(Written request): Filter the listing below, copying every line in which the word "content" appears.

* * *

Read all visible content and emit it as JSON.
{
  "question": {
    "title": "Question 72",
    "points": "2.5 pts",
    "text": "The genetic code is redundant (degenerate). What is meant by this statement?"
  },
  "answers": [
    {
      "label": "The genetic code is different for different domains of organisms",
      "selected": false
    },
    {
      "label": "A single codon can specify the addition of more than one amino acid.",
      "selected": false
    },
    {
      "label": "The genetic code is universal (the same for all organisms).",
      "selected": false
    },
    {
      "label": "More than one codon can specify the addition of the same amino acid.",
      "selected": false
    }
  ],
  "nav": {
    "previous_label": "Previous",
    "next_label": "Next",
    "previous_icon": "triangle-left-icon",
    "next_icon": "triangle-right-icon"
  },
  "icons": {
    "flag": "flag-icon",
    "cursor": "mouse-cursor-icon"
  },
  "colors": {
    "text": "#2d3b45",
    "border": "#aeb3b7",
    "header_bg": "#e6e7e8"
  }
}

* * *

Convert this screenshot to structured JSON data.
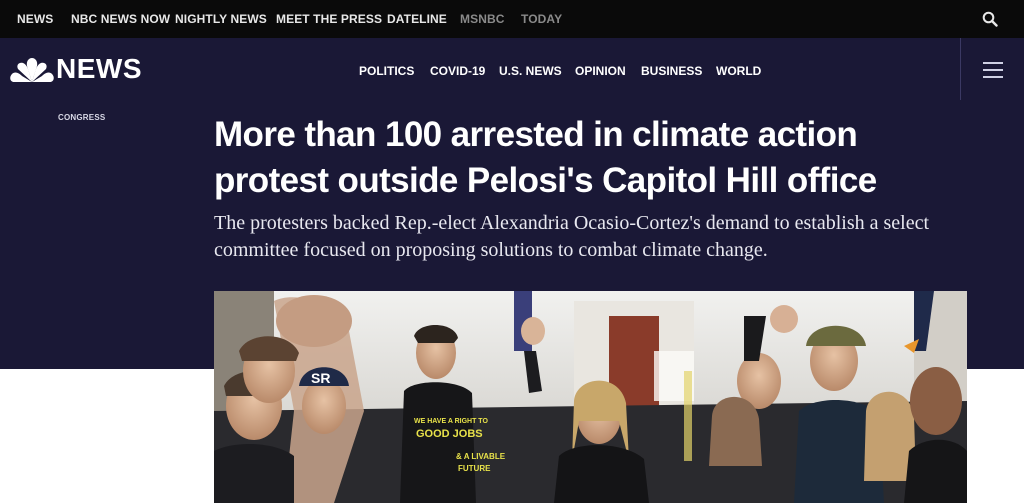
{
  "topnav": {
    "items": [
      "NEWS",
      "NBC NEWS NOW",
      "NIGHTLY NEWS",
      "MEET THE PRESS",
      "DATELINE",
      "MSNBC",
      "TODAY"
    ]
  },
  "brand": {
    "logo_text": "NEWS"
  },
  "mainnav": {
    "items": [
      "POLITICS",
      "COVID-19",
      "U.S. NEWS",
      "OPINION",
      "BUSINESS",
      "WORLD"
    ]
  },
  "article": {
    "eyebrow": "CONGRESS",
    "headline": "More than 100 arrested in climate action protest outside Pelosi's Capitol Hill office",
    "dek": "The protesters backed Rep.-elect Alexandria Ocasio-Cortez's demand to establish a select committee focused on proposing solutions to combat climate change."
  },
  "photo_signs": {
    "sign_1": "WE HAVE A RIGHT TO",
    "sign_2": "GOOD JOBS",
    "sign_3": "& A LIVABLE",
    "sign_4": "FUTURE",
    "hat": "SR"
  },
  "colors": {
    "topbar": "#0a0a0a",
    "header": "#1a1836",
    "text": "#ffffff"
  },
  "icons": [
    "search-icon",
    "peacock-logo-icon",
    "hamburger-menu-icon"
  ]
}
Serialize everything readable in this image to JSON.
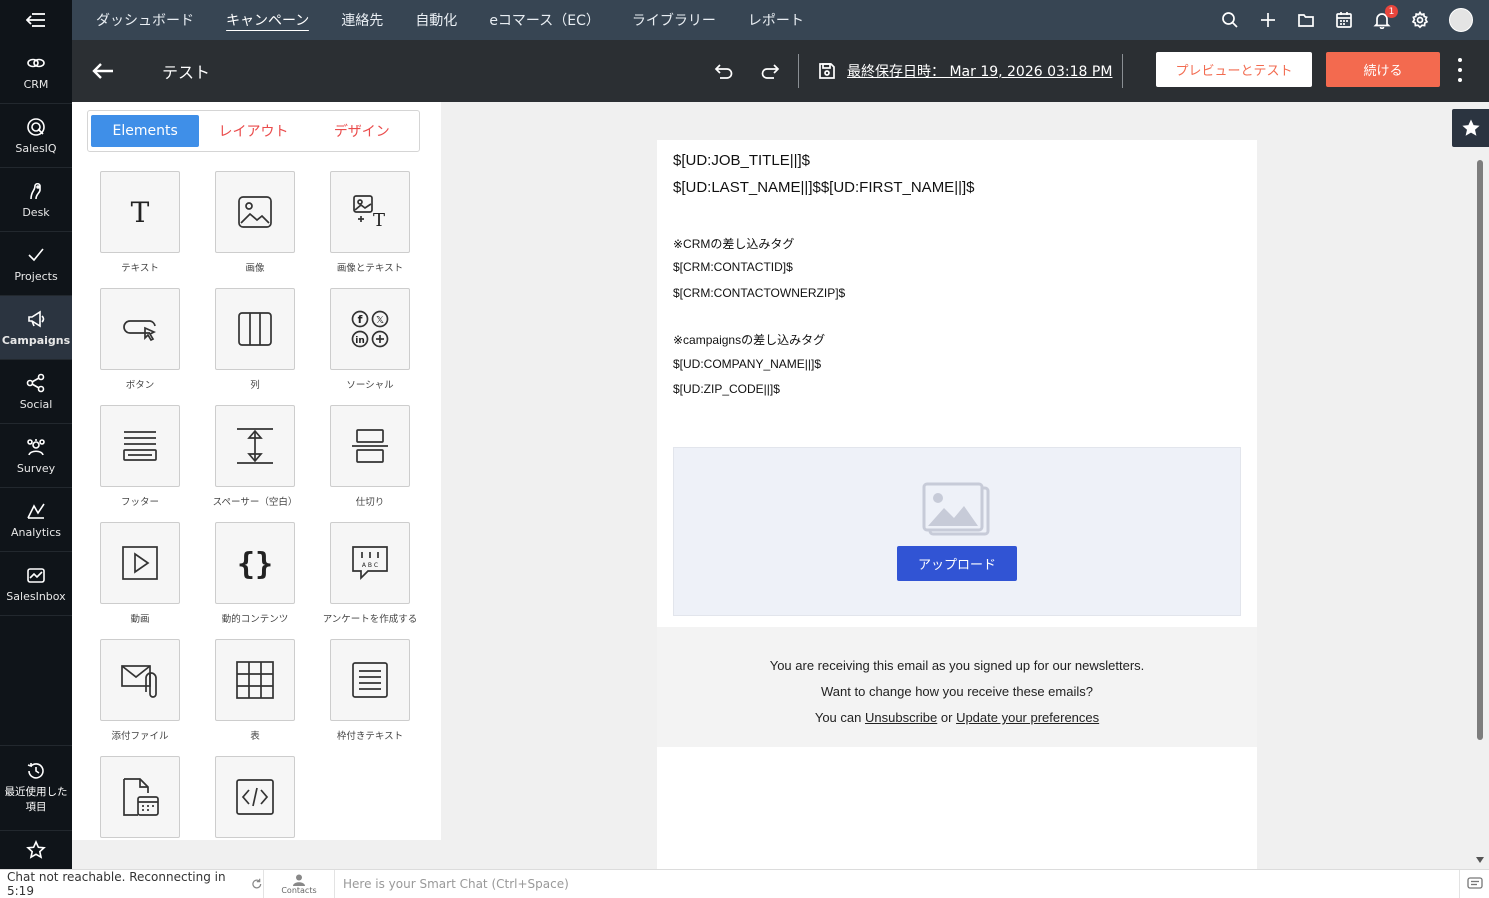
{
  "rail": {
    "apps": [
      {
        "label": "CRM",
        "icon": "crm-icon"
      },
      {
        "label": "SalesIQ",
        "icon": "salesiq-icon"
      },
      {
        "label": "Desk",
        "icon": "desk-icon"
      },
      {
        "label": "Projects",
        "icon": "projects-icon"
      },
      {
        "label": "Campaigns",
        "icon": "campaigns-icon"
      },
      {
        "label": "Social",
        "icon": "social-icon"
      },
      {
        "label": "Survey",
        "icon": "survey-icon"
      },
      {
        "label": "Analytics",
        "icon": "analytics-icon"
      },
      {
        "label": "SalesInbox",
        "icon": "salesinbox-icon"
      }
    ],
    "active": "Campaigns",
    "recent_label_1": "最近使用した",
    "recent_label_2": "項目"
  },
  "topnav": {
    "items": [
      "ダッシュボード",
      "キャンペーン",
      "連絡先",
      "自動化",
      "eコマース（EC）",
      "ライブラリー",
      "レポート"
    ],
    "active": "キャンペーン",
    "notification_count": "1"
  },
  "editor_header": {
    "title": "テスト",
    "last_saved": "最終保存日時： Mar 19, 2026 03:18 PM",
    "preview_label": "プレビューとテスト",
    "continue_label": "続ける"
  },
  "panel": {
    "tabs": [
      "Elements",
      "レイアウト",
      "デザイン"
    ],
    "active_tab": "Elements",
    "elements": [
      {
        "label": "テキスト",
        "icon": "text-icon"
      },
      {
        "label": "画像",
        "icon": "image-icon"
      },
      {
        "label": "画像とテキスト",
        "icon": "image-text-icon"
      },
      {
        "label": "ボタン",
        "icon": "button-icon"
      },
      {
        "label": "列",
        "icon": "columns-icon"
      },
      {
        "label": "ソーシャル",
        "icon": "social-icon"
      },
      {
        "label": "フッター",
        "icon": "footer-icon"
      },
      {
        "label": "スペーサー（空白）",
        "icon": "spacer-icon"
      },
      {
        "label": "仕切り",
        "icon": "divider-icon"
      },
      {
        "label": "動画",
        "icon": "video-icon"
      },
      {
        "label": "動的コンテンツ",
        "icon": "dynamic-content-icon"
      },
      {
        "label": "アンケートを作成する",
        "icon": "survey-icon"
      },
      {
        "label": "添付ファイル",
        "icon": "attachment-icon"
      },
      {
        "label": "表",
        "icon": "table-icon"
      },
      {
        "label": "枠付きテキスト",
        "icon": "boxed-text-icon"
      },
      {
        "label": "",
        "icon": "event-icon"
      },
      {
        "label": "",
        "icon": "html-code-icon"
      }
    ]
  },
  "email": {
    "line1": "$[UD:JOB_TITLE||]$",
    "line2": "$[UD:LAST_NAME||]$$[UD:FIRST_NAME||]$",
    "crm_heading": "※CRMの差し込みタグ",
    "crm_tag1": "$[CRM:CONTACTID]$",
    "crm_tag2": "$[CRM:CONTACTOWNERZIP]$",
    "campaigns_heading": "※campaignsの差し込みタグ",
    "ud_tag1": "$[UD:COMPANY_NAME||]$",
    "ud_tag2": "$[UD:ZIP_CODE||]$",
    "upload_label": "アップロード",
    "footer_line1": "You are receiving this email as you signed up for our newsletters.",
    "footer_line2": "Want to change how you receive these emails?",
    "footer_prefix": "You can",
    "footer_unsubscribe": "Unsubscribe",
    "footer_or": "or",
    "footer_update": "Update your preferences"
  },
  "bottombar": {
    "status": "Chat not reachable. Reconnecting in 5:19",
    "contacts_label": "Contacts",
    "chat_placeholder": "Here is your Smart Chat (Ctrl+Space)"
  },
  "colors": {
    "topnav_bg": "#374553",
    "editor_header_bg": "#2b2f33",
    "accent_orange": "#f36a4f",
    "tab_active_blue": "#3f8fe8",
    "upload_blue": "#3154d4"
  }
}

* * *

(Finished task):
Read all visible content and emit it as JSON.
        "icon": "dynamic-content-icon"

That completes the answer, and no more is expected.